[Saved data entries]
____
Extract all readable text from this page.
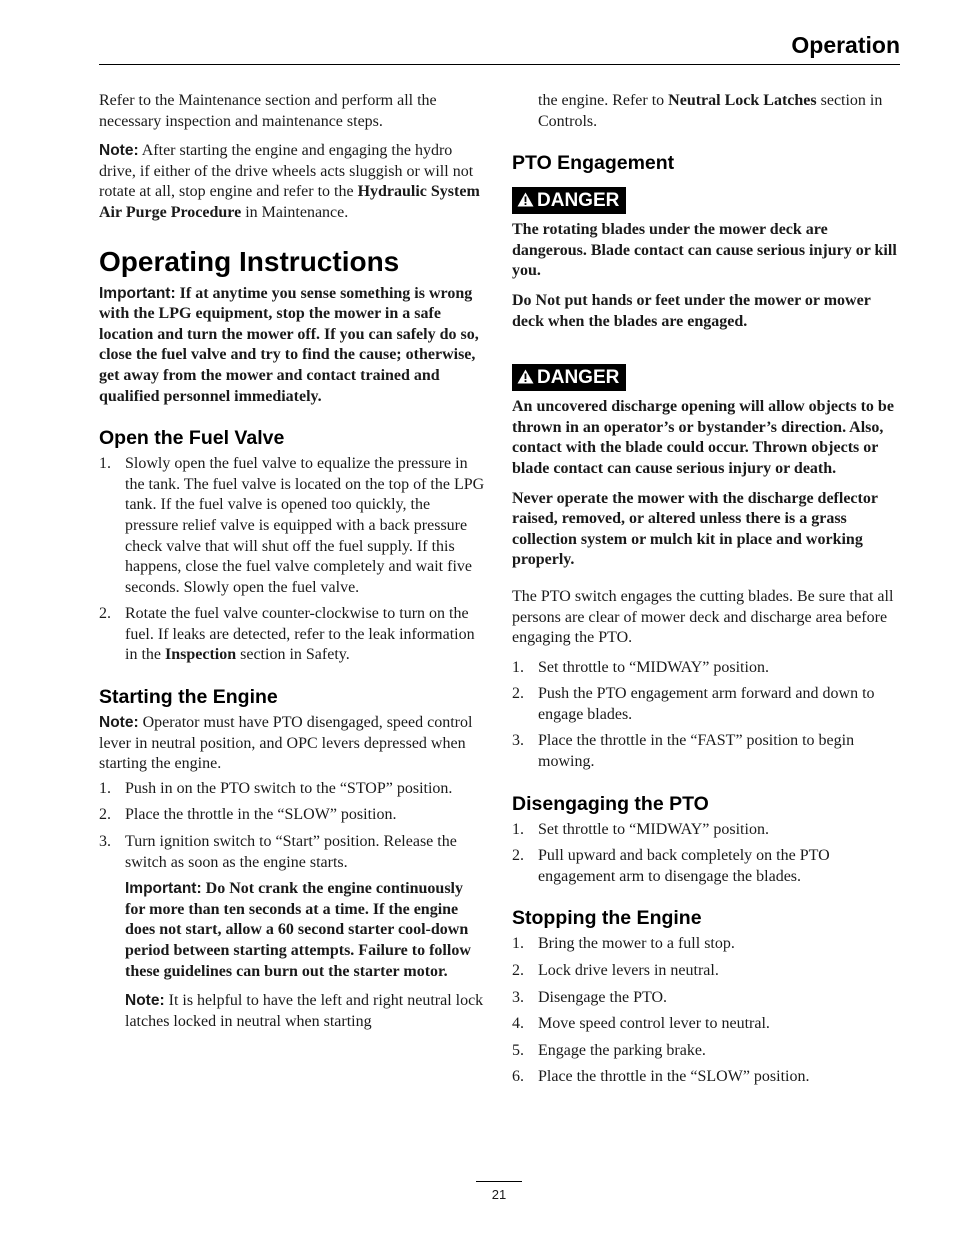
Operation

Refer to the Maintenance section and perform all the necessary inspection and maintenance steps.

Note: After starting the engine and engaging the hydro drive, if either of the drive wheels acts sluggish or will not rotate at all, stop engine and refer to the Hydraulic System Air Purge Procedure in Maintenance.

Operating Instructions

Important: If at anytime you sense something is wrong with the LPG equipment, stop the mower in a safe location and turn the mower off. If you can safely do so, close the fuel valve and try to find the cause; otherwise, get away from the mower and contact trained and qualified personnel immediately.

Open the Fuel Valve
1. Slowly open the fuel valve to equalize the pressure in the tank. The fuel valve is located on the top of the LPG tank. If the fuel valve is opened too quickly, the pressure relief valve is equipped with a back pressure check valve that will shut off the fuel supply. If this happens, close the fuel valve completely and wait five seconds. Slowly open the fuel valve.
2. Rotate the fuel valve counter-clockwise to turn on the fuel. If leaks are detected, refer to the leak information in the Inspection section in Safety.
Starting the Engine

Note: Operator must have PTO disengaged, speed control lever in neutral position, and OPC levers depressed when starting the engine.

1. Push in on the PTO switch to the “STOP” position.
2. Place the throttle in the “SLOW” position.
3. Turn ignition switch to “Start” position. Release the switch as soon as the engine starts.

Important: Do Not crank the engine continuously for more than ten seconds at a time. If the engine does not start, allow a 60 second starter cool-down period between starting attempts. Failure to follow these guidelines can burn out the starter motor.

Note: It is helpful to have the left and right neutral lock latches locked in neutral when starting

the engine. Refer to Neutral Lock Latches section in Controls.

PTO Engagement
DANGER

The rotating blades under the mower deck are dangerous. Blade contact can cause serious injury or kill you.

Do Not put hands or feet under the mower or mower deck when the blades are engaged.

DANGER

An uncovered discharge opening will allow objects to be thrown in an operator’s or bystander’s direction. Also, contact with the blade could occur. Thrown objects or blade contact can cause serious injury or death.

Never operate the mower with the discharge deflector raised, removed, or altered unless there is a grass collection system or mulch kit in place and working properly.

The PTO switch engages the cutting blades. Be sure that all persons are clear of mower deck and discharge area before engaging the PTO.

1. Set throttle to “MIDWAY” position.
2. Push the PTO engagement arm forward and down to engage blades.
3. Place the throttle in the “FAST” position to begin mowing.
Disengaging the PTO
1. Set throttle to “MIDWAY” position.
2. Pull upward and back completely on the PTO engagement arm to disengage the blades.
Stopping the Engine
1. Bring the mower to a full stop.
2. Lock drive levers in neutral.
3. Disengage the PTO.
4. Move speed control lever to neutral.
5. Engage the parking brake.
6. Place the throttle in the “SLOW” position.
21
____
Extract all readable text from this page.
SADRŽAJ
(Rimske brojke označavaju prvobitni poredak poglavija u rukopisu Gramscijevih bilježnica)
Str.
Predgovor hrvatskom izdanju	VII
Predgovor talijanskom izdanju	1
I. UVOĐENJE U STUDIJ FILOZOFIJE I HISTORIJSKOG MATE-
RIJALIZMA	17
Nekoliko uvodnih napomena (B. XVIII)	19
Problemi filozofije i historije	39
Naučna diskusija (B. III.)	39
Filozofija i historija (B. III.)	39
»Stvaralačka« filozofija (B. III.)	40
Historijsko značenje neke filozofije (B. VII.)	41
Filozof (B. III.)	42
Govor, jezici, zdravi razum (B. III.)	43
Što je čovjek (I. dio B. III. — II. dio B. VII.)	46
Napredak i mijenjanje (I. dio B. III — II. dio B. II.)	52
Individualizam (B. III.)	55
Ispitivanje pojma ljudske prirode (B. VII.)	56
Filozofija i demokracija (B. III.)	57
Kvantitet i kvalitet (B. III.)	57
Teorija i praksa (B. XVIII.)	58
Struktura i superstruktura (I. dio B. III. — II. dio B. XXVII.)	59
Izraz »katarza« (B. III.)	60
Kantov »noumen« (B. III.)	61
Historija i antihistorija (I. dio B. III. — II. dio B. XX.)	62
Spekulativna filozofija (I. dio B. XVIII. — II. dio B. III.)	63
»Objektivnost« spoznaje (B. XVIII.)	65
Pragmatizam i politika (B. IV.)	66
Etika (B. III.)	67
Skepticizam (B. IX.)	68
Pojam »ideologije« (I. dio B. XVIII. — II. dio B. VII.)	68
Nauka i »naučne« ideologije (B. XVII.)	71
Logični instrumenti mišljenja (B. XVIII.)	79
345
____
## INSTRUCTIONS FOR THE TASK
Copy out all lines where the word "Predgovor" appears.

## SOLUTION FOR THIS EXERCISE
Predgovor hrvatskom izdanju	VII
Predgovor talijanskom izdanju	1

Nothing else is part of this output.